The exercise asks you to copy every line below in which "подшипниклар" appears.

#####

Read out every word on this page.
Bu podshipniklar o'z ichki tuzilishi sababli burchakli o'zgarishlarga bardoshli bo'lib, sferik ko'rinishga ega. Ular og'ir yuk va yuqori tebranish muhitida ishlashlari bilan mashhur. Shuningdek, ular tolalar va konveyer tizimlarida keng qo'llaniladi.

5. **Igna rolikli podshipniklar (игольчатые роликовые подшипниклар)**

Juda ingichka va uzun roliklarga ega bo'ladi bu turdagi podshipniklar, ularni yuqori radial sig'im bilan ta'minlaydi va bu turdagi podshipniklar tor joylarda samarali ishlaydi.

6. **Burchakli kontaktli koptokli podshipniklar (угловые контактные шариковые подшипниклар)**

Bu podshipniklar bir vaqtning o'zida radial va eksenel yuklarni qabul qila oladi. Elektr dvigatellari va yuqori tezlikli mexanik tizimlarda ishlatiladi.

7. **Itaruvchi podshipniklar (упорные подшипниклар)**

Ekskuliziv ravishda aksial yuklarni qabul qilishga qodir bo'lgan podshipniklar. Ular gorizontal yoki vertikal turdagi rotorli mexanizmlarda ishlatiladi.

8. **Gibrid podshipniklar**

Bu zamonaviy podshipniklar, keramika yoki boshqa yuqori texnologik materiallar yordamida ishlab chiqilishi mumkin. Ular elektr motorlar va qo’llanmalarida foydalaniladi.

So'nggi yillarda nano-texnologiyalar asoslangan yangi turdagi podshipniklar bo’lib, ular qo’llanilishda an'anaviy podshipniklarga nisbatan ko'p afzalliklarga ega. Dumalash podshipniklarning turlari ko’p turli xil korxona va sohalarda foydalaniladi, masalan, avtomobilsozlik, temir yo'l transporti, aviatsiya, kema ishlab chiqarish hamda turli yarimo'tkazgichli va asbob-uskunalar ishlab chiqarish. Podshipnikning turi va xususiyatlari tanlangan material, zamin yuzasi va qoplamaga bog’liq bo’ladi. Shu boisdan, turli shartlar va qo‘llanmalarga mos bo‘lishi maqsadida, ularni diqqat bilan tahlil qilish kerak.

#####

— Expected answer —
5. **Igna rolikli podshipniklar (игольчатые роликовые подшипниклар)**
6. **Burchakli kontaktli koptokli podshipniklar (угловые контактные шариковые подшипниклар)**
7. **Itaruvchi podshipniklar (упорные подшипниклар)**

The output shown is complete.